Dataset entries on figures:
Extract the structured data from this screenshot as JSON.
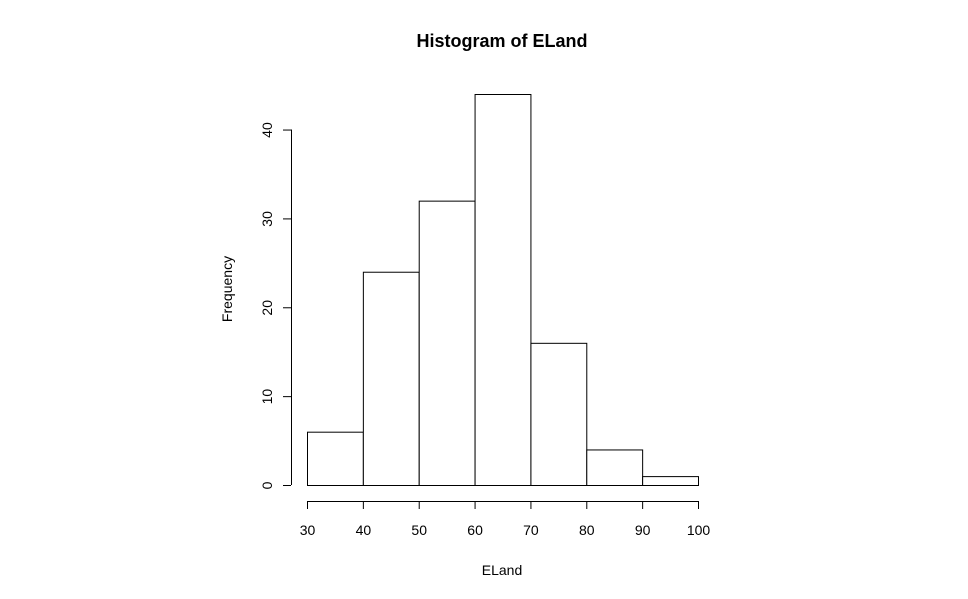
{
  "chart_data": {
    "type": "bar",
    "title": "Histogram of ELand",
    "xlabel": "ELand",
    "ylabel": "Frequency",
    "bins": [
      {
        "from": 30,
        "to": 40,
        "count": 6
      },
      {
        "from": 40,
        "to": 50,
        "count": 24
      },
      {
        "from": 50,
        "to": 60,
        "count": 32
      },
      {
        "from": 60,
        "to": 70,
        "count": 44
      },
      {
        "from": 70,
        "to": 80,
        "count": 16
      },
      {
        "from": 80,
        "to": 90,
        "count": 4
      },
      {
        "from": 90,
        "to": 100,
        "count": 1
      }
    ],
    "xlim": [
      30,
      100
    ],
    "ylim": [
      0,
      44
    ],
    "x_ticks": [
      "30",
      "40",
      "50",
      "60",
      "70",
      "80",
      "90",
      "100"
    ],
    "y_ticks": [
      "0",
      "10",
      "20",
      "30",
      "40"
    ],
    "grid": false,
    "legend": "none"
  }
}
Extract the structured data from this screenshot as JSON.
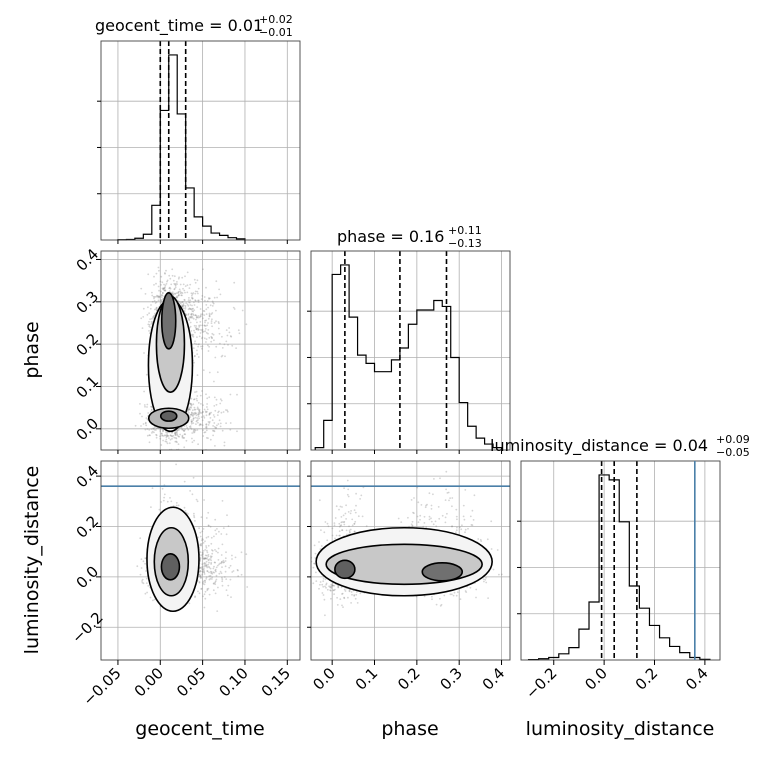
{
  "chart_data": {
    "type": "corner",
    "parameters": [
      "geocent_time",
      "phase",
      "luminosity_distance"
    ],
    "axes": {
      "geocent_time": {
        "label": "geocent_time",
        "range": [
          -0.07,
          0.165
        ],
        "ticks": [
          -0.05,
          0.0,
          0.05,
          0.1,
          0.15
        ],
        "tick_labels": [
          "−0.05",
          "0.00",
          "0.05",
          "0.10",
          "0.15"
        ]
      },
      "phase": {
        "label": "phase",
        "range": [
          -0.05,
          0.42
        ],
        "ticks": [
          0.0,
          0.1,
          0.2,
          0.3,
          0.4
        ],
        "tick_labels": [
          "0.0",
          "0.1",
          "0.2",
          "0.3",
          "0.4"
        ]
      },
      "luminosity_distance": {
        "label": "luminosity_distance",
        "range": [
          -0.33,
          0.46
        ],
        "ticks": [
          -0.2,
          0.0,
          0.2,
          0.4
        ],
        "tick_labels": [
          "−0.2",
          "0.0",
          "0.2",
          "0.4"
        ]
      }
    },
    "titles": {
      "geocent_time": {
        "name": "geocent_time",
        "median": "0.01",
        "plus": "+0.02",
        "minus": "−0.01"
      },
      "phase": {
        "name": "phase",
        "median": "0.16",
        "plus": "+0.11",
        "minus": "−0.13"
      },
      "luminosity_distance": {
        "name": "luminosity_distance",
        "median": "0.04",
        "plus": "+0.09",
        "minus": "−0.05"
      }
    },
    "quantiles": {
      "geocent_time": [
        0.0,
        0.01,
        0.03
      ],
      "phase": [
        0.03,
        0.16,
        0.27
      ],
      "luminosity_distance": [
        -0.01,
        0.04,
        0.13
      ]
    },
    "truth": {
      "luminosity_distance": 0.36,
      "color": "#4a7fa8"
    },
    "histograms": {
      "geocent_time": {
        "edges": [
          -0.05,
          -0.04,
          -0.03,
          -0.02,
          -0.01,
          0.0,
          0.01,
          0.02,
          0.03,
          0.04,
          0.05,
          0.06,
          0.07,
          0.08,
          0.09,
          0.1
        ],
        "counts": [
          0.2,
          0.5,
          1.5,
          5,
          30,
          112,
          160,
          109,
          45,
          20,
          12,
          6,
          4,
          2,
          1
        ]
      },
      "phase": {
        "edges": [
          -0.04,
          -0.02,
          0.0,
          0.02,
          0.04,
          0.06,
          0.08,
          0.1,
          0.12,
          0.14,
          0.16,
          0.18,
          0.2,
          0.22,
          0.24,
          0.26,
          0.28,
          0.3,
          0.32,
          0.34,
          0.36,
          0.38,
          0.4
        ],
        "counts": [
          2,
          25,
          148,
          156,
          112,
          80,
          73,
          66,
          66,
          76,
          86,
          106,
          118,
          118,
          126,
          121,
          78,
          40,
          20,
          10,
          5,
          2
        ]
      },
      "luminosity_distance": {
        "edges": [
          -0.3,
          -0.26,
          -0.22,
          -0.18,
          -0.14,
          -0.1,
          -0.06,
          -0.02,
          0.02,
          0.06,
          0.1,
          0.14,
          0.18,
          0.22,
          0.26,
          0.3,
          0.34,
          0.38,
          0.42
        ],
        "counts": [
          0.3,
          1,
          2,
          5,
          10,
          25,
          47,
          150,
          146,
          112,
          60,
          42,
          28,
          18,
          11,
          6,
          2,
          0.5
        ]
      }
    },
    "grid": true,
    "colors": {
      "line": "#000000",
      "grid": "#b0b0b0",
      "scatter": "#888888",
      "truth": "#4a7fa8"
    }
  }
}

* * *

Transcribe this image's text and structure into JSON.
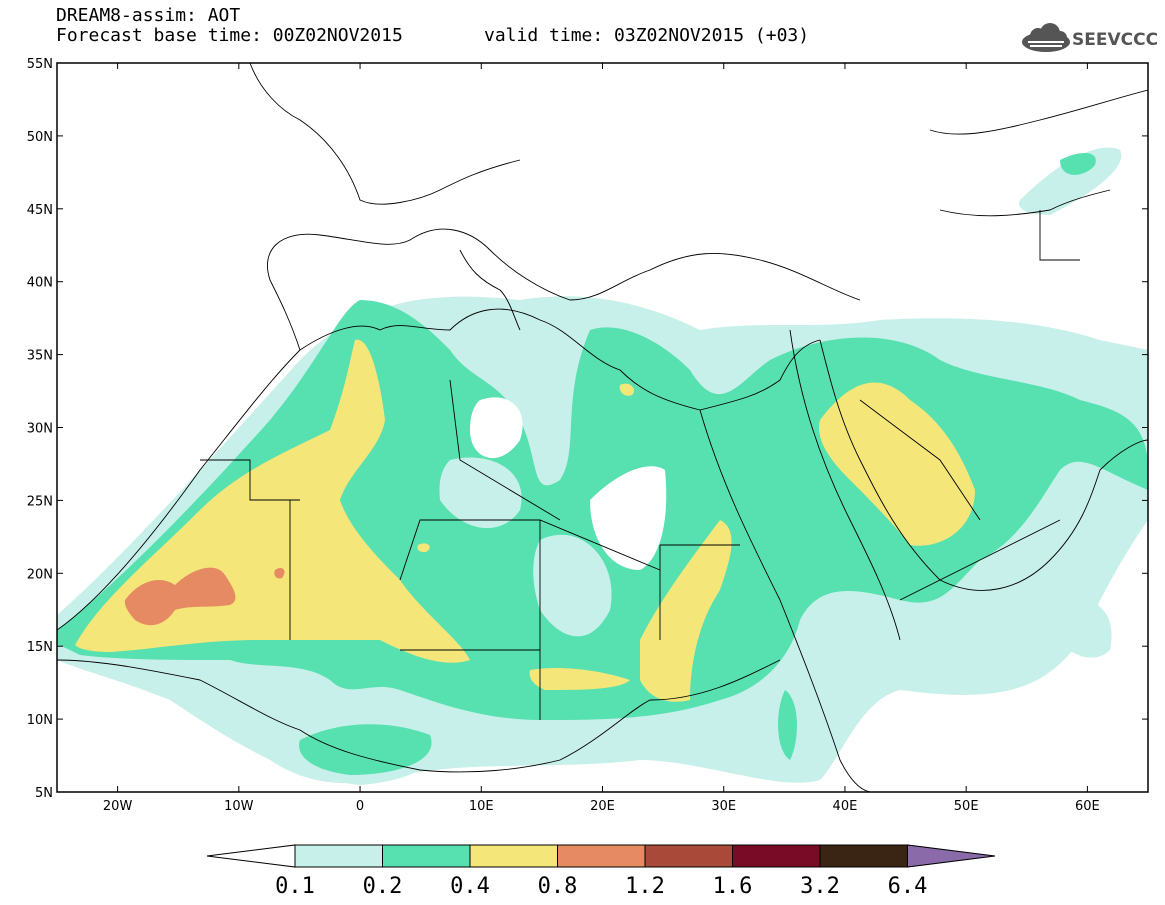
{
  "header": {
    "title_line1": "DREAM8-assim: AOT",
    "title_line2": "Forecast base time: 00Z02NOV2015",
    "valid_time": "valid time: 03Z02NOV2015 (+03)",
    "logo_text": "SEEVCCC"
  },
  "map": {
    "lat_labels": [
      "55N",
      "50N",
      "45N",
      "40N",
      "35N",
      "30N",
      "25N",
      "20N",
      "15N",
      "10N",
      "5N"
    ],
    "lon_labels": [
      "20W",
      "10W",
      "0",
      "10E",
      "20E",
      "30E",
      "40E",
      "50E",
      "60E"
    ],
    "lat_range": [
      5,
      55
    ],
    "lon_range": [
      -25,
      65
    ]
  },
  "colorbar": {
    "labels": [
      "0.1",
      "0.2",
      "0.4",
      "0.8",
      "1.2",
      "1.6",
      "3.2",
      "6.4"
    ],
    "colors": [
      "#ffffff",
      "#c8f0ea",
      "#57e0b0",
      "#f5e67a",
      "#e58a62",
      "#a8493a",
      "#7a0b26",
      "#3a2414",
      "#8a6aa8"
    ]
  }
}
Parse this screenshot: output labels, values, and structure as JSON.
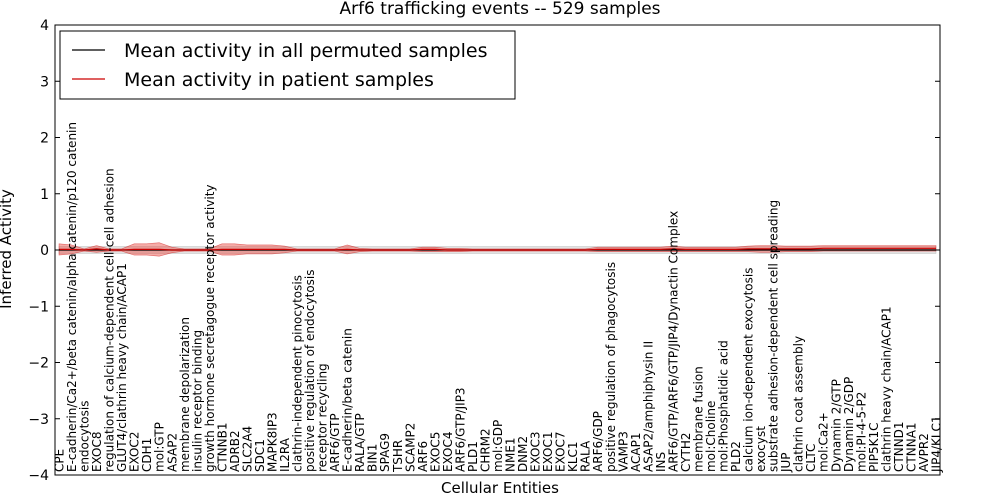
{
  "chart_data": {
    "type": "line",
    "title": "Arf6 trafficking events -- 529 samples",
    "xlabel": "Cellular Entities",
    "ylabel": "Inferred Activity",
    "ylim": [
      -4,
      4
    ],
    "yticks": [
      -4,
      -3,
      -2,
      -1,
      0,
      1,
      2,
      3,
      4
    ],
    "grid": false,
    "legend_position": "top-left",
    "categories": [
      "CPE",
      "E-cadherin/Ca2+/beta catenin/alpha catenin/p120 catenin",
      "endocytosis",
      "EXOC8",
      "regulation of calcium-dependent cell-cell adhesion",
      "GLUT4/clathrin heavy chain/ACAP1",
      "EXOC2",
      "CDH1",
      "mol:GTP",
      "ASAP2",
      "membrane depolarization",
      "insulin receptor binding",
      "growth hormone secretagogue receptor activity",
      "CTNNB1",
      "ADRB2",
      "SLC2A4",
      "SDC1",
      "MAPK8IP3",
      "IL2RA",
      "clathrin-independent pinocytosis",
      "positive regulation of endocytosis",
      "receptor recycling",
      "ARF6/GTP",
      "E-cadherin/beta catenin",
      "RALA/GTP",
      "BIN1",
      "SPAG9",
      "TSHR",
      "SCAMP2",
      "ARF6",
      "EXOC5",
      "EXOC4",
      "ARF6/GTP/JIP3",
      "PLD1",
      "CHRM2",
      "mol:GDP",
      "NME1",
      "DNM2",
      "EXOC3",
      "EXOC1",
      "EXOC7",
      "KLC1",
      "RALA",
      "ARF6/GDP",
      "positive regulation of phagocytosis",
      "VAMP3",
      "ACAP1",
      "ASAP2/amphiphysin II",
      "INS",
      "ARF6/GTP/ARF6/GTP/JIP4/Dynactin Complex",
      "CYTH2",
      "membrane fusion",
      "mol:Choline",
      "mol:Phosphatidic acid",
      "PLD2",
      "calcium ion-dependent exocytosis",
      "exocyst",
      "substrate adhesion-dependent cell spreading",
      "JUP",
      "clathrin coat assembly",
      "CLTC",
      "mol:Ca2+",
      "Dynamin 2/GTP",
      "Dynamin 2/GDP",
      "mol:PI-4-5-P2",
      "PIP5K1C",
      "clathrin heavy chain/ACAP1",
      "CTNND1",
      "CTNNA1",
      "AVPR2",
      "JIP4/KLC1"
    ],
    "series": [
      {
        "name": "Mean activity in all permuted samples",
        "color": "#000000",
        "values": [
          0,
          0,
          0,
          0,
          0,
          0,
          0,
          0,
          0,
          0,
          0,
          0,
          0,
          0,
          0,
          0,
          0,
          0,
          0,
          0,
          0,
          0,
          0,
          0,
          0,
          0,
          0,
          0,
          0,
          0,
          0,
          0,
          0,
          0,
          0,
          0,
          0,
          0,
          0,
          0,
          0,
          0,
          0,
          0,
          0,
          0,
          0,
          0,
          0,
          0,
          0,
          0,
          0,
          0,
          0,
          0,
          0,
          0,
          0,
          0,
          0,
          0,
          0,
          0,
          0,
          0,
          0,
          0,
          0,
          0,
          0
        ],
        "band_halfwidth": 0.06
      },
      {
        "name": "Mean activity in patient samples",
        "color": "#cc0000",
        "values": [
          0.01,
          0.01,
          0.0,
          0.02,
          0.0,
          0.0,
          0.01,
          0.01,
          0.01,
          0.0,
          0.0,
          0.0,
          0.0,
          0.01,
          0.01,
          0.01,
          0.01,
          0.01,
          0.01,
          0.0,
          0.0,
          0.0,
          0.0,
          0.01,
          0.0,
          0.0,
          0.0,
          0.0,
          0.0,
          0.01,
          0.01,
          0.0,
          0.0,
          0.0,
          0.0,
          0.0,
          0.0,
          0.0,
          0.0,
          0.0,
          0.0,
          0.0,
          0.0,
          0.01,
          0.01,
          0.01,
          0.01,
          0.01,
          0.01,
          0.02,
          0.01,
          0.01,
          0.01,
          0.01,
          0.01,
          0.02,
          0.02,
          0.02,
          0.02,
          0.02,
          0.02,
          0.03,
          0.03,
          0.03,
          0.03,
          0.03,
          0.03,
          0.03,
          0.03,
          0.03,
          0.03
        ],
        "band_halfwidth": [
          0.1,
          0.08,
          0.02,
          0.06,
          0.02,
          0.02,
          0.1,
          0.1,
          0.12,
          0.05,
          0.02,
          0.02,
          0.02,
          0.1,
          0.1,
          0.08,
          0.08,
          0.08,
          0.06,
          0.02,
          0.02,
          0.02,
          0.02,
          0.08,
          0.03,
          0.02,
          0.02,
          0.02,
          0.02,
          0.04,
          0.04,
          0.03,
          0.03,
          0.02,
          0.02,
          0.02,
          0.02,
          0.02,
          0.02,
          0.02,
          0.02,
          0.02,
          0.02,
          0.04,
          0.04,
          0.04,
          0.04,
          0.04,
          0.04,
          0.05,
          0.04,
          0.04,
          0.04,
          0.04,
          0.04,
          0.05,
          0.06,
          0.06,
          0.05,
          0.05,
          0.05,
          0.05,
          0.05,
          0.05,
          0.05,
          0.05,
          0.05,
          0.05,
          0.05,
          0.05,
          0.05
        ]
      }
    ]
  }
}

* * *

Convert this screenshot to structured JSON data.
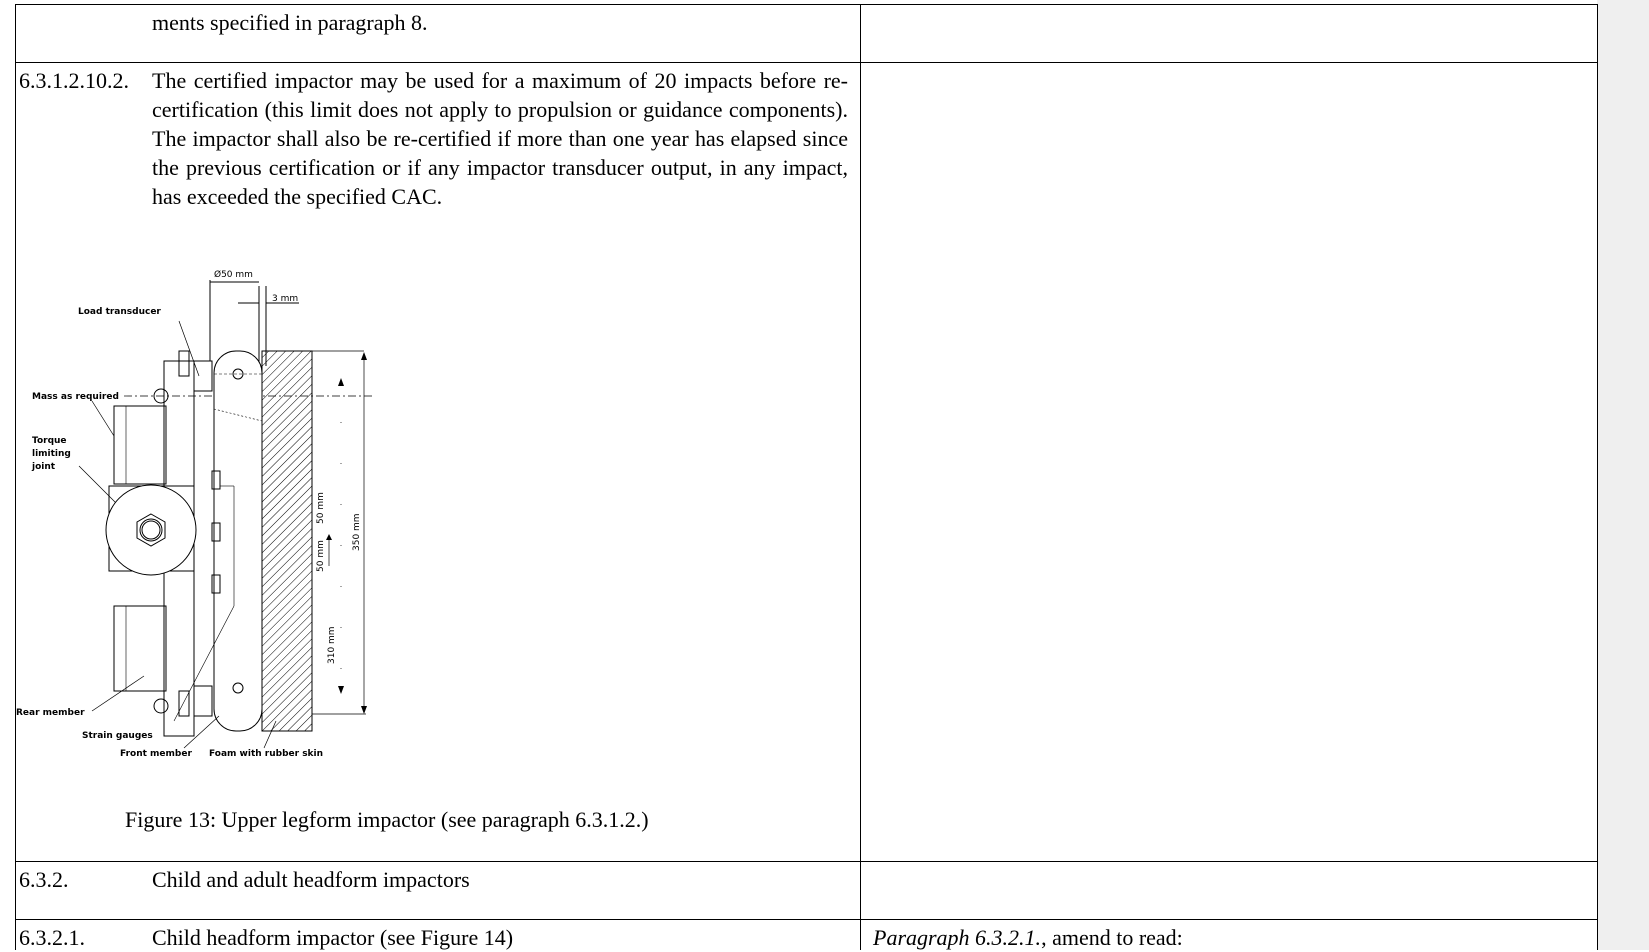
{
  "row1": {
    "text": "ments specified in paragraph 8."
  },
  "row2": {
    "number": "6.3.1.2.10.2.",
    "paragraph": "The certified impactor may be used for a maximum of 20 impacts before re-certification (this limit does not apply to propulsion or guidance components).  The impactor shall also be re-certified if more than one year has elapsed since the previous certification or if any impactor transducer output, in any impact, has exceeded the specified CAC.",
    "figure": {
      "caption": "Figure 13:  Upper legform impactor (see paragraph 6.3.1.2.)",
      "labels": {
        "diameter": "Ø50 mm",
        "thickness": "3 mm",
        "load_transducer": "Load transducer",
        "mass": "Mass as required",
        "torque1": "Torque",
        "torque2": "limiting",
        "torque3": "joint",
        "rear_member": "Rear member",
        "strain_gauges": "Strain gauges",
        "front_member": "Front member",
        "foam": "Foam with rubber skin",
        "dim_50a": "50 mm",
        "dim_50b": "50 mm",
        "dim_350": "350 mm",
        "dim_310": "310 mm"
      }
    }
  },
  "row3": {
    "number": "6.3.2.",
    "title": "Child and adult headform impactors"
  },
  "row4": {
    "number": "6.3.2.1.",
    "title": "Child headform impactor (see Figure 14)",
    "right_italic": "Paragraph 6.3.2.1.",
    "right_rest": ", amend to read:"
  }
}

Task instructions → List the lines of the records where "this" occurs.

Answer for the task →
Extract the structured data from this screenshot as JSON.
Extract the structured data from this screenshot as JSON.
Transcribe this image's text and structure into JSON.
Parse this screenshot: output labels, values, and structure as JSON.
Convert this screenshot to structured JSON data.
    "paragraph": "The certified impactor may be used for a maximum of 20 impacts before re-certification (this limit does not apply to propulsion or guidance components).  The impactor shall also be re-certified if more than one year has elapsed since the previous certification or if any impactor transducer output, in any impact, has exceeded the specified CAC.",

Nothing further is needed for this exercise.